
  3. I’ve never submitted to any of the APA sessions but that’s because, 1) the deadlines are so far before the conferences that I’m rarely together enough to remember to do it and 2) for the colloquium papers, the word limit is very low, lower than nearly everything I write. The symposium papers have longer (but still not long!) word limits, but they are harder to get accepted, I think. But, if these things don’t bother you, you should certainly consider submitting, I think. early in my grad school days I presented several papers at different sorts of conferences and had very good experiences, meeting people, getting feed-back, etc. (It can be stressful, too, but mostly it was good.)

  4. Thank you Anon Junior. Those were the exact words of encouragement that I was looking for.

    Don’t get me wrong, it’s not like I just want a pat on the back for producing crap- but it’s nice to be encouraged whilst critiqued. Sometimes it seems like people don’t have the time for the latter, and think* that they can make up for it by *not* doing the former.

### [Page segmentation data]
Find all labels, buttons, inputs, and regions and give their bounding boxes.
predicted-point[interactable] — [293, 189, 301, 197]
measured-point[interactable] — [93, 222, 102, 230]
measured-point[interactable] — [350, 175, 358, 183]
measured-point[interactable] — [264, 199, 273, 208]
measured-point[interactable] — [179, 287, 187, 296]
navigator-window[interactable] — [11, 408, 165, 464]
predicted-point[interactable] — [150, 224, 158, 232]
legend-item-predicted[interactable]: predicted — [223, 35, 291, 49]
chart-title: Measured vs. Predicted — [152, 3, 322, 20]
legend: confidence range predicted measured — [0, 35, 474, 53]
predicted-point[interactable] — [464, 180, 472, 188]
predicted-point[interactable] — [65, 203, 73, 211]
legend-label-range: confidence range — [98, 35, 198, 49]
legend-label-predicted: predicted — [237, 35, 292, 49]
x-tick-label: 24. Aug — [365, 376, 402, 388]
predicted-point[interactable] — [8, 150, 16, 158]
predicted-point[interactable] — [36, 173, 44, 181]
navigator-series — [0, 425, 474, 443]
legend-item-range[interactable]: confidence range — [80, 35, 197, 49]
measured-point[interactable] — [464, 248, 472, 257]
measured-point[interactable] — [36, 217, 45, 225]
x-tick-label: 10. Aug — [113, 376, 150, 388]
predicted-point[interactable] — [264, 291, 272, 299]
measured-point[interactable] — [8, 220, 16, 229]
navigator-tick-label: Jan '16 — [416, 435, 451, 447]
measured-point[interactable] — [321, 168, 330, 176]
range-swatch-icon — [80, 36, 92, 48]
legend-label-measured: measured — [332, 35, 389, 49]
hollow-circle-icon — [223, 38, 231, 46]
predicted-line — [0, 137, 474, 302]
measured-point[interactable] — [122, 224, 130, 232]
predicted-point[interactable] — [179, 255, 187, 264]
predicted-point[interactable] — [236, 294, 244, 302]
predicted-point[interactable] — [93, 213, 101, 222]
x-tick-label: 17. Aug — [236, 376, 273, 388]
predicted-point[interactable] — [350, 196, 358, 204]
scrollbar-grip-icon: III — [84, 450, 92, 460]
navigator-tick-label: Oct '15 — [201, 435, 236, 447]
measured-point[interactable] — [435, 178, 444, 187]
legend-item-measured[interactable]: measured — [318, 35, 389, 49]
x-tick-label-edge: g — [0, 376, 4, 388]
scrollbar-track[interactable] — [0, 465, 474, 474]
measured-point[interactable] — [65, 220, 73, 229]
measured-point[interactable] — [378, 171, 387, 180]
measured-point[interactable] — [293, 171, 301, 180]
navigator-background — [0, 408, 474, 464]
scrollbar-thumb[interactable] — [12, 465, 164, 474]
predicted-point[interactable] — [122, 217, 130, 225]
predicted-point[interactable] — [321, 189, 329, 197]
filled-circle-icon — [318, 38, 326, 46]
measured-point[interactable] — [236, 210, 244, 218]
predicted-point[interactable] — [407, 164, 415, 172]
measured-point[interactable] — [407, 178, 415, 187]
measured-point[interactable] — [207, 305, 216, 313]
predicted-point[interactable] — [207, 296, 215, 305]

### [Prompt]
Condense the paragraph of the text that begins "I've never submitted to any of the APA sessions" into a brief bulleted list that keeps its main points.

### [Solution to this problem]
- I have never submitted to the APA sessions for two reasons: the deadlines fall so far before the conferences that I rarely remember them, and colloquium papers have a very low word limit.
- Symposium papers allow somewhat longer word limits but are probably harder to get accepted.
- Anyone not bothered by these drawbacks should consider submitting.
- Early in grad school, I presented several papers at different kinds of conferences and had very good experiences meeting people and getting feedback, though it could also be stressful.